Single by Dustin Lynch

from the album Blue in the Sky
- Released: February 14, 2022
- Genre: Country
- Length: 3:31
- Label: Broken Bow
- Songwriters: Jerry Flowers; Ryan Beaver; Roman Alexander; Jared Keim; Matt McGinn;
- Producer: Zach Crowell

Dustin Lynch singles chronology
| "Thinking 'Bout You" (2021) | "Party Mode" (2022) | "Stars Like Confetti" (2023) |

Music video
- "Party Mode" on YouTube

= Party Mode =

"Party Mode" is a song written by Jerry Flowers, Ryan Beaver, Roman Alexander, Jared Keim, and Matt McGinn and recorded by American country music artist Dustin Lynch. It was released on February 14, 2022, as the second single from Lynch's fifth studio album Blue in the Sky.

== Content ==
The song describes a man who goes into town for the "night life" after experiencing heartbreak from a breakup. Lynch also described the song as an account of an experience he had with his previous relationship.

__Dataset rows__.

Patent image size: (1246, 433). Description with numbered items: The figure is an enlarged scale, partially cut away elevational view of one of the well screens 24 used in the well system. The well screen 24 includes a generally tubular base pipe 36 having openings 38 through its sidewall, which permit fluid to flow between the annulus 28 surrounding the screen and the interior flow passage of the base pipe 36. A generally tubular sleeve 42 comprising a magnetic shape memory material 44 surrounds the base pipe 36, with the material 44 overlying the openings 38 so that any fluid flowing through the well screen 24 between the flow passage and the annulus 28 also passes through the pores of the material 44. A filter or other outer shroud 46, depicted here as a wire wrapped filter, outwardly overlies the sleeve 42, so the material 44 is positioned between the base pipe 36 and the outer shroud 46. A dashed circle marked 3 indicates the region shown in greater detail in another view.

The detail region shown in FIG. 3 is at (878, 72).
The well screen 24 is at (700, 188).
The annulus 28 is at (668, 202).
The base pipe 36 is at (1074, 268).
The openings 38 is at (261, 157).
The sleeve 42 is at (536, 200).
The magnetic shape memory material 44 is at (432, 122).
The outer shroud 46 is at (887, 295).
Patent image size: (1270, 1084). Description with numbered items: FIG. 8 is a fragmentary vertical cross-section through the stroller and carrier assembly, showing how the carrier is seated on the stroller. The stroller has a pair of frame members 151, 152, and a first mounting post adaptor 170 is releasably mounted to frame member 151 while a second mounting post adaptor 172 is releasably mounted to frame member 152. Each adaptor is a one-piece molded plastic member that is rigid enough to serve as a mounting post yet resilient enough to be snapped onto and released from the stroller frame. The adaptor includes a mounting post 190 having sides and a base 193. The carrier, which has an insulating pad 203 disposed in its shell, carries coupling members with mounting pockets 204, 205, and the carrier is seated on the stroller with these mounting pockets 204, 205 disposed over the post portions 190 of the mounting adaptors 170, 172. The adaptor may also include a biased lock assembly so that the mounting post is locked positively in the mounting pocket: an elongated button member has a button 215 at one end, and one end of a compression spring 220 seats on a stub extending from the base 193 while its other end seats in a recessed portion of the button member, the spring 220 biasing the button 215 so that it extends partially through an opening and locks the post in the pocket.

__Exercise details__. According to the text about "Party Mode," who produced the song?

__Reply__. Zach Crowell